Given request → Copy each line below that includes "SDTVAR".

Data shown →

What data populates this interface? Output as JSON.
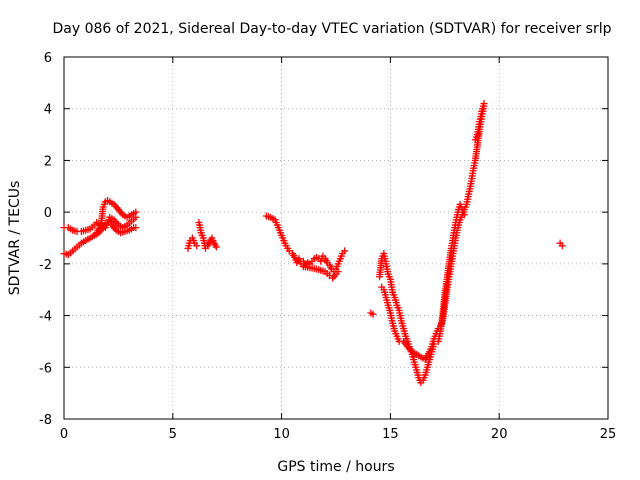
{
  "chart_data": {
    "type": "scatter",
    "title": "Day 086 of 2021, Sidereal Day-to-day VTEC variation (SDTVAR) for receiver srlp",
    "xlabel": "GPS time / hours",
    "ylabel": "SDTVAR / TECUs",
    "xlim": [
      0,
      25
    ],
    "ylim": [
      -8,
      6
    ],
    "xticks": [
      0,
      5,
      10,
      15,
      20,
      25
    ],
    "yticks": [
      -8,
      -6,
      -4,
      -2,
      0,
      2,
      4,
      6
    ],
    "xtick_labels": [
      "0",
      "5",
      "10",
      "15",
      "20",
      "25"
    ],
    "ytick_labels": [
      "-8",
      "-6",
      "-4",
      "-2",
      "0",
      "2",
      "4",
      "6"
    ],
    "grid": true,
    "marker": "plus",
    "color": "#ff0000",
    "series": [
      {
        "name": "SDTVAR",
        "segments": [
          [
            [
              0.0,
              -0.6
            ],
            [
              0.2,
              -0.6
            ],
            [
              0.4,
              -0.7
            ],
            [
              0.6,
              -0.75
            ],
            [
              0.8,
              -0.75
            ],
            [
              1.0,
              -0.7
            ],
            [
              1.2,
              -0.65
            ],
            [
              1.4,
              -0.5
            ],
            [
              1.5,
              -0.4
            ],
            [
              1.7,
              -0.5
            ],
            [
              1.9,
              -0.6
            ],
            [
              2.0,
              -0.4
            ],
            [
              2.1,
              -0.3
            ],
            [
              2.2,
              -0.5
            ],
            [
              2.4,
              -0.7
            ],
            [
              2.6,
              -0.8
            ],
            [
              2.8,
              -0.75
            ],
            [
              3.0,
              -0.7
            ],
            [
              3.2,
              -0.6
            ],
            [
              3.3,
              -0.6
            ]
          ],
          [
            [
              0.0,
              -1.6
            ],
            [
              0.2,
              -1.65
            ],
            [
              0.4,
              -1.5
            ],
            [
              0.6,
              -1.35
            ],
            [
              0.8,
              -1.2
            ],
            [
              1.0,
              -1.1
            ],
            [
              1.2,
              -1.0
            ],
            [
              1.4,
              -0.9
            ],
            [
              1.6,
              -0.8
            ],
            [
              1.8,
              -0.6
            ],
            [
              2.0,
              -0.4
            ],
            [
              2.1,
              -0.2
            ],
            [
              2.3,
              -0.3
            ],
            [
              2.5,
              -0.5
            ],
            [
              2.7,
              -0.6
            ],
            [
              2.9,
              -0.5
            ],
            [
              3.1,
              -0.35
            ],
            [
              3.3,
              -0.2
            ]
          ],
          [
            [
              1.5,
              -0.8
            ],
            [
              1.7,
              -0.5
            ],
            [
              1.8,
              0.2
            ],
            [
              1.9,
              0.4
            ],
            [
              2.0,
              0.45
            ],
            [
              2.1,
              0.4
            ],
            [
              2.3,
              0.3
            ],
            [
              2.5,
              0.1
            ],
            [
              2.7,
              -0.1
            ],
            [
              2.9,
              -0.2
            ],
            [
              3.1,
              -0.1
            ],
            [
              3.3,
              0.0
            ]
          ],
          [
            [
              5.7,
              -1.4
            ],
            [
              5.8,
              -1.1
            ],
            [
              5.9,
              -1.0
            ],
            [
              6.0,
              -1.2
            ],
            [
              6.1,
              -1.3
            ]
          ],
          [
            [
              6.2,
              -0.4
            ],
            [
              6.3,
              -0.8
            ],
            [
              6.4,
              -1.0
            ],
            [
              6.5,
              -1.4
            ],
            [
              6.6,
              -1.3
            ],
            [
              6.7,
              -1.15
            ],
            [
              6.8,
              -1.0
            ],
            [
              6.9,
              -1.2
            ],
            [
              7.0,
              -1.35
            ]
          ],
          [
            [
              9.3,
              -0.15
            ],
            [
              9.5,
              -0.2
            ],
            [
              9.7,
              -0.3
            ],
            [
              9.8,
              -0.5
            ],
            [
              9.9,
              -0.7
            ],
            [
              10.0,
              -0.9
            ],
            [
              10.1,
              -1.1
            ],
            [
              10.2,
              -1.3
            ],
            [
              10.35,
              -1.5
            ],
            [
              10.5,
              -1.6
            ],
            [
              10.6,
              -1.75
            ],
            [
              10.7,
              -1.95
            ],
            [
              10.8,
              -1.8
            ],
            [
              10.9,
              -2.0
            ],
            [
              11.0,
              -1.9
            ],
            [
              11.1,
              -2.1
            ],
            [
              11.2,
              -1.95
            ],
            [
              11.3,
              -2.0
            ],
            [
              11.4,
              -1.9
            ],
            [
              11.5,
              -1.8
            ],
            [
              11.6,
              -1.75
            ],
            [
              11.7,
              -1.8
            ],
            [
              11.8,
              -1.9
            ],
            [
              11.9,
              -1.7
            ],
            [
              12.0,
              -1.8
            ],
            [
              12.1,
              -1.95
            ],
            [
              12.2,
              -2.05
            ],
            [
              12.3,
              -2.2
            ],
            [
              12.4,
              -2.3
            ],
            [
              12.5,
              -2.2
            ],
            [
              12.6,
              -2.0
            ],
            [
              12.7,
              -1.8
            ],
            [
              12.8,
              -1.6
            ],
            [
              12.9,
              -1.5
            ]
          ],
          [
            [
              11.0,
              -2.1
            ],
            [
              11.3,
              -2.15
            ],
            [
              11.6,
              -2.2
            ],
            [
              11.8,
              -2.25
            ],
            [
              12.0,
              -2.3
            ],
            [
              12.2,
              -2.45
            ],
            [
              12.35,
              -2.55
            ],
            [
              12.5,
              -2.4
            ],
            [
              12.6,
              -2.3
            ]
          ],
          [
            [
              14.1,
              -3.9
            ],
            [
              14.2,
              -3.95
            ]
          ],
          [
            [
              14.5,
              -2.5
            ],
            [
              14.6,
              -1.8
            ],
            [
              14.7,
              -1.6
            ],
            [
              14.8,
              -2.0
            ],
            [
              14.9,
              -2.4
            ],
            [
              15.0,
              -2.6
            ],
            [
              15.1,
              -3.1
            ],
            [
              15.2,
              -3.3
            ],
            [
              15.3,
              -3.6
            ],
            [
              15.4,
              -3.8
            ],
            [
              15.5,
              -4.2
            ],
            [
              15.6,
              -4.5
            ],
            [
              15.7,
              -4.8
            ],
            [
              15.8,
              -5.0
            ],
            [
              15.9,
              -5.3
            ],
            [
              16.0,
              -5.5
            ],
            [
              16.1,
              -5.8
            ],
            [
              16.2,
              -6.1
            ],
            [
              16.3,
              -6.4
            ],
            [
              16.4,
              -6.6
            ],
            [
              16.5,
              -6.5
            ],
            [
              16.6,
              -6.3
            ],
            [
              16.7,
              -6.0
            ],
            [
              16.8,
              -5.7
            ],
            [
              16.9,
              -5.4
            ],
            [
              17.0,
              -5.1
            ]
          ],
          [
            [
              14.6,
              -2.9
            ],
            [
              14.7,
              -3.0
            ],
            [
              14.8,
              -3.3
            ],
            [
              14.9,
              -3.6
            ],
            [
              15.0,
              -3.9
            ],
            [
              15.1,
              -4.3
            ],
            [
              15.2,
              -4.6
            ],
            [
              15.3,
              -4.8
            ],
            [
              15.4,
              -5.0
            ],
            [
              15.6,
              -5.0
            ],
            [
              15.8,
              -5.2
            ],
            [
              16.0,
              -5.4
            ],
            [
              16.2,
              -5.5
            ],
            [
              16.4,
              -5.6
            ],
            [
              16.6,
              -5.7
            ],
            [
              16.8,
              -5.4
            ],
            [
              16.9,
              -5.2
            ],
            [
              17.0,
              -4.9
            ],
            [
              17.1,
              -4.7
            ],
            [
              17.2,
              -4.5
            ],
            [
              17.3,
              -4.4
            ],
            [
              17.4,
              -4.2
            ],
            [
              17.5,
              -3.6
            ],
            [
              17.6,
              -3.0
            ],
            [
              17.7,
              -2.5
            ],
            [
              17.8,
              -2.0
            ],
            [
              17.9,
              -1.5
            ],
            [
              18.0,
              -1.0
            ],
            [
              18.1,
              -0.6
            ],
            [
              18.2,
              -0.3
            ],
            [
              18.3,
              -0.1
            ],
            [
              18.4,
              0.1
            ],
            [
              18.5,
              0.3
            ],
            [
              18.6,
              0.7
            ],
            [
              18.7,
              1.1
            ],
            [
              18.8,
              1.6
            ],
            [
              18.9,
              2.0
            ],
            [
              19.0,
              2.6
            ],
            [
              19.1,
              3.2
            ],
            [
              19.2,
              3.7
            ],
            [
              19.3,
              4.1
            ]
          ],
          [
            [
              17.2,
              -5.0
            ],
            [
              17.3,
              -4.6
            ],
            [
              17.4,
              -4.0
            ],
            [
              17.5,
              -3.2
            ],
            [
              17.6,
              -2.6
            ],
            [
              17.7,
              -2.0
            ],
            [
              17.8,
              -1.4
            ],
            [
              17.9,
              -0.9
            ],
            [
              18.0,
              -0.4
            ],
            [
              18.1,
              0.0
            ],
            [
              18.2,
              0.3
            ],
            [
              18.3,
              0.1
            ],
            [
              18.4,
              -0.1
            ]
          ],
          [
            [
              18.9,
              2.8
            ],
            [
              19.0,
              3.0
            ],
            [
              19.1,
              3.5
            ],
            [
              19.2,
              3.9
            ],
            [
              19.3,
              4.2
            ]
          ],
          [
            [
              22.8,
              -1.2
            ],
            [
              22.9,
              -1.3
            ]
          ]
        ]
      }
    ]
  }
}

Solution for this problem →
    "title": "Day 086 of 2021, Sidereal Day-to-day VTEC variation (SDTVAR) for receiver srlp",
    "ylabel": "SDTVAR / TECUs",
        "name": "SDTVAR",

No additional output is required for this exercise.